**Stated goal:** Reproduce every line in the listing that contains the word "nikker".

**Records:**
_ _ _ _ _ _ _
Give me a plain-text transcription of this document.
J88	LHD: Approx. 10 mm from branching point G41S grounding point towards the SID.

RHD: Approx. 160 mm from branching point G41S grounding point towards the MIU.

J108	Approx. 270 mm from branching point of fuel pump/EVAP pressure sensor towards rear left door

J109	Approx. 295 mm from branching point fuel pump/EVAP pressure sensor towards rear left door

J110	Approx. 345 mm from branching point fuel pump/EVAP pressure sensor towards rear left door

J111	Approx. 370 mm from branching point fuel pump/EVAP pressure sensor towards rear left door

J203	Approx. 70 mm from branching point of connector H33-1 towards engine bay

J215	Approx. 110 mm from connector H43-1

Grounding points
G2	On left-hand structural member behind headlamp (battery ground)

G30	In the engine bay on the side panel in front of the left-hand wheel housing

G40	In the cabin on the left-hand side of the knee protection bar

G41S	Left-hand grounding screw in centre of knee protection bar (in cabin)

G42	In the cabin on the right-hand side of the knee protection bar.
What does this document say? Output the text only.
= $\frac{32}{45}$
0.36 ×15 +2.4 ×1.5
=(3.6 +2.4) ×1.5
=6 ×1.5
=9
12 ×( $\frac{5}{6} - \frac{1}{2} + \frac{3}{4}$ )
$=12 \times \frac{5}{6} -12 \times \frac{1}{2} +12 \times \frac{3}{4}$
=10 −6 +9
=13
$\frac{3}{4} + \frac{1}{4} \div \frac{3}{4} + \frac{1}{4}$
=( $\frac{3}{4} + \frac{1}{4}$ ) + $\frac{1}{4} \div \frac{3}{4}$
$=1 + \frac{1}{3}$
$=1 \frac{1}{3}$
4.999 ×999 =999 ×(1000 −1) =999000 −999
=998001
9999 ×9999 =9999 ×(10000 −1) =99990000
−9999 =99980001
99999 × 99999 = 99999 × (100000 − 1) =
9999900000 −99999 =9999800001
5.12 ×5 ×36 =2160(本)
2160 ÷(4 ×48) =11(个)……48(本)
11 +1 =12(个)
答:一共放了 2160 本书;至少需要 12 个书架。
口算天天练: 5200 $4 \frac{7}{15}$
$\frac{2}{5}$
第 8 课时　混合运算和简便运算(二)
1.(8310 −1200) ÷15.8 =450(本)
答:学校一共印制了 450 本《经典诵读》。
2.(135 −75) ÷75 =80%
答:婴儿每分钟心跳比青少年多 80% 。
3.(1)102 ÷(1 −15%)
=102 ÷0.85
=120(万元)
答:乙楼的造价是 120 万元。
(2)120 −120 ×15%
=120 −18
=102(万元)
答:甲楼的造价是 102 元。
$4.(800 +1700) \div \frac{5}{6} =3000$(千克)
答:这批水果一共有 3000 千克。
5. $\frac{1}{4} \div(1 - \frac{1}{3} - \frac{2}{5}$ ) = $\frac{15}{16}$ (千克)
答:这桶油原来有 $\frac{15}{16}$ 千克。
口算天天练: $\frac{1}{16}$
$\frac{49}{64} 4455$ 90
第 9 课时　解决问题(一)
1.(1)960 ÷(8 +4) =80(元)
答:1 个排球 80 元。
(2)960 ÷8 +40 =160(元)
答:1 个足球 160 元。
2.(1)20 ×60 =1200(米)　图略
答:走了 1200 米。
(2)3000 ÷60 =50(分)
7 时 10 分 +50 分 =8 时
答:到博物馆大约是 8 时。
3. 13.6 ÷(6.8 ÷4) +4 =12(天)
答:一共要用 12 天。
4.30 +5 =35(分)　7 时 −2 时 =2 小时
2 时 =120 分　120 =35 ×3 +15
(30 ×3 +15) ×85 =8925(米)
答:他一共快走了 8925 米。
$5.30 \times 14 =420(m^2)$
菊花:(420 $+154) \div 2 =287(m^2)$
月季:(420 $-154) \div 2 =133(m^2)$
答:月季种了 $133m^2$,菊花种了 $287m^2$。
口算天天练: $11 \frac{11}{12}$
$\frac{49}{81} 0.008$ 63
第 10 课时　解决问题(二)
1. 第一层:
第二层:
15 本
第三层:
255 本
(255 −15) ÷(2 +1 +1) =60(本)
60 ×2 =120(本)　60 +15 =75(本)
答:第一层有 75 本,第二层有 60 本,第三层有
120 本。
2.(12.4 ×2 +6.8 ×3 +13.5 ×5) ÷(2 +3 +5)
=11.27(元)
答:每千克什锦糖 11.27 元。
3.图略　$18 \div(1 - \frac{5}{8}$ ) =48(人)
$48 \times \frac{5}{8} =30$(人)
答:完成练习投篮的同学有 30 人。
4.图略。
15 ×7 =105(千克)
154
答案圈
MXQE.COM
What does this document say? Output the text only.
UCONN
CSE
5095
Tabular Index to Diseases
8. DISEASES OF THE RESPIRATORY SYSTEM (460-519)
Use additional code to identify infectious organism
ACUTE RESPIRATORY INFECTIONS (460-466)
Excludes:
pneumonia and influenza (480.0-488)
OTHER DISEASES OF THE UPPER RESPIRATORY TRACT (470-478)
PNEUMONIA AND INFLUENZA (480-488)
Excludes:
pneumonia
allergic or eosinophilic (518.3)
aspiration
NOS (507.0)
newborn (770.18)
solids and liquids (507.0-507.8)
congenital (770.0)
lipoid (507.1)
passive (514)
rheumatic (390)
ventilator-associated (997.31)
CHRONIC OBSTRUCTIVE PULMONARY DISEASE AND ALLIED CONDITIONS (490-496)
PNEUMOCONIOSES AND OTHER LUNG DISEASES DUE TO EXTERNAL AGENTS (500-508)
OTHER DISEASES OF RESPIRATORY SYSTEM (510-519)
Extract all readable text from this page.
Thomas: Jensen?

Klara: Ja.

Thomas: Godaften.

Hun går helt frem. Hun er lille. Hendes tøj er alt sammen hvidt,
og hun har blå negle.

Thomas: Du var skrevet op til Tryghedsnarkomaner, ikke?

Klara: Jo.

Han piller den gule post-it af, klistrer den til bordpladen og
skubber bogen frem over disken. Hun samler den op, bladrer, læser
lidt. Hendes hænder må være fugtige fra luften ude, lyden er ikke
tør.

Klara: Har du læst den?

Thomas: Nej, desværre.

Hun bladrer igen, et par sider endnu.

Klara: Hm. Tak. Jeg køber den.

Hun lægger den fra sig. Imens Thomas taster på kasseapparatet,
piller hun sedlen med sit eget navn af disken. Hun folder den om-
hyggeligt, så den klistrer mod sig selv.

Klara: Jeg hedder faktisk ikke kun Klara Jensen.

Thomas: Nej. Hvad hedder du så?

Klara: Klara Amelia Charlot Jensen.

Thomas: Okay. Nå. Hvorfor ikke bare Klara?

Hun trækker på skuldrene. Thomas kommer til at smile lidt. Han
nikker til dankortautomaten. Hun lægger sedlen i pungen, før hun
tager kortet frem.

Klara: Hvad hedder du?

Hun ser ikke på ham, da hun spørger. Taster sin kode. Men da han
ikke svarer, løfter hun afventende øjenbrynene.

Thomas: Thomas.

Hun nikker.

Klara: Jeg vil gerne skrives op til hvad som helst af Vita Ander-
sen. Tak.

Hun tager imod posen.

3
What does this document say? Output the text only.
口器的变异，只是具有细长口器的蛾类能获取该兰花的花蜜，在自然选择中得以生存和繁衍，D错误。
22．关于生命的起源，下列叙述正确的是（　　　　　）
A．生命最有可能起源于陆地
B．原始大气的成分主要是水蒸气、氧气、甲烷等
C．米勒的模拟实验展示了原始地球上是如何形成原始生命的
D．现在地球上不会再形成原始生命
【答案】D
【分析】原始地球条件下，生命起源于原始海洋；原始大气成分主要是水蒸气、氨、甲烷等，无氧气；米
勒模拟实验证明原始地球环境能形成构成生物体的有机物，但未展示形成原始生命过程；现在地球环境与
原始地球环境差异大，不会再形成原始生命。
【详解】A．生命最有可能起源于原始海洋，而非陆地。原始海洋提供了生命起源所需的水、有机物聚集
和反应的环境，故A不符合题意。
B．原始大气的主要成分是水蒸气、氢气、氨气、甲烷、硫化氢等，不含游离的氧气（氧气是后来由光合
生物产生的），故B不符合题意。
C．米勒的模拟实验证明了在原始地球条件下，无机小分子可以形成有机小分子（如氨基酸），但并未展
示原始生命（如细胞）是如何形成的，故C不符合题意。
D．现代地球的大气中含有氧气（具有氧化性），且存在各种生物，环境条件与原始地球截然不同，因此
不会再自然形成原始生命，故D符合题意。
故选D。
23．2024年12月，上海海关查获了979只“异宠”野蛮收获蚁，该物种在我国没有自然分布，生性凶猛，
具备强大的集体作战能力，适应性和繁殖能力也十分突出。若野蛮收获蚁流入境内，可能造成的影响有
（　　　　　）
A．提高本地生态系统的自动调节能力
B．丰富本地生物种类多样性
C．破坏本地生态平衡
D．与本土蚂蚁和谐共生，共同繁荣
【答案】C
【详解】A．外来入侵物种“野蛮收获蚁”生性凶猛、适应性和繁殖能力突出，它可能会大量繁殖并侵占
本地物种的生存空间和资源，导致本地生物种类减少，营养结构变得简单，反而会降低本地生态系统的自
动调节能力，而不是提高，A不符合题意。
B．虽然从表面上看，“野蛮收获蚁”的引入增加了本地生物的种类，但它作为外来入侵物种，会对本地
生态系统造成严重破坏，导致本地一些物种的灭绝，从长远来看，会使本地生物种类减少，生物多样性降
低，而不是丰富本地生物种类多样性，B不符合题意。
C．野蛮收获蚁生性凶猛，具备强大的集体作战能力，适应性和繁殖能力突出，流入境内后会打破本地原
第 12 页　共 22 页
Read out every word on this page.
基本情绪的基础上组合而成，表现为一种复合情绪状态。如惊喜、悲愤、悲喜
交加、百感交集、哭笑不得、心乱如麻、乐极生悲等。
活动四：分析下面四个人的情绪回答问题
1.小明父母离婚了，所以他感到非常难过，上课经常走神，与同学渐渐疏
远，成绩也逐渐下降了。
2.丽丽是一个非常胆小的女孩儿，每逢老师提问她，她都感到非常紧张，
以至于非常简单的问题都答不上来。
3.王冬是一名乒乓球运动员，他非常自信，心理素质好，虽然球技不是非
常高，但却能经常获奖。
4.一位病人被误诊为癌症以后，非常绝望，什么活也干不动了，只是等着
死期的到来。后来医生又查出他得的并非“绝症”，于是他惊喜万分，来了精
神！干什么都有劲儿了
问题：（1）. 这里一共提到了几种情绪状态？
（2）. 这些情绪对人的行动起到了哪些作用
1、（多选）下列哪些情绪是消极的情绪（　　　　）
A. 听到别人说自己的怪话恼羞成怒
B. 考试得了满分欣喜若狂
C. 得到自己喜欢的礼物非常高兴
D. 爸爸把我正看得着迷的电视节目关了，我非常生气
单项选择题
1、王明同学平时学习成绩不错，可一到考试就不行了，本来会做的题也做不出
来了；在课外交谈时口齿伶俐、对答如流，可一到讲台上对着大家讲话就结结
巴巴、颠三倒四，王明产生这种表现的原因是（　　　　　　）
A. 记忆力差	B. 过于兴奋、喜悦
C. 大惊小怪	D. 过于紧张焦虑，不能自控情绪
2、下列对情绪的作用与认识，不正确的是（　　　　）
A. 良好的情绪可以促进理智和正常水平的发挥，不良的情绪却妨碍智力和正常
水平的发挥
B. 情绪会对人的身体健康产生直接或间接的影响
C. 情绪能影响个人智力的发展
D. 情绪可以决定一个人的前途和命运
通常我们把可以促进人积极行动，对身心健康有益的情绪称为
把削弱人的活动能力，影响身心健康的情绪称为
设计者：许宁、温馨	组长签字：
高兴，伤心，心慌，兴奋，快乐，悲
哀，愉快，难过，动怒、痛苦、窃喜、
_ _ _ _ _ _ _
**Response to the exercise:**
nikker til dankortautomaten. Hun lægger sedlen i pungen, før hun
Hun nikker.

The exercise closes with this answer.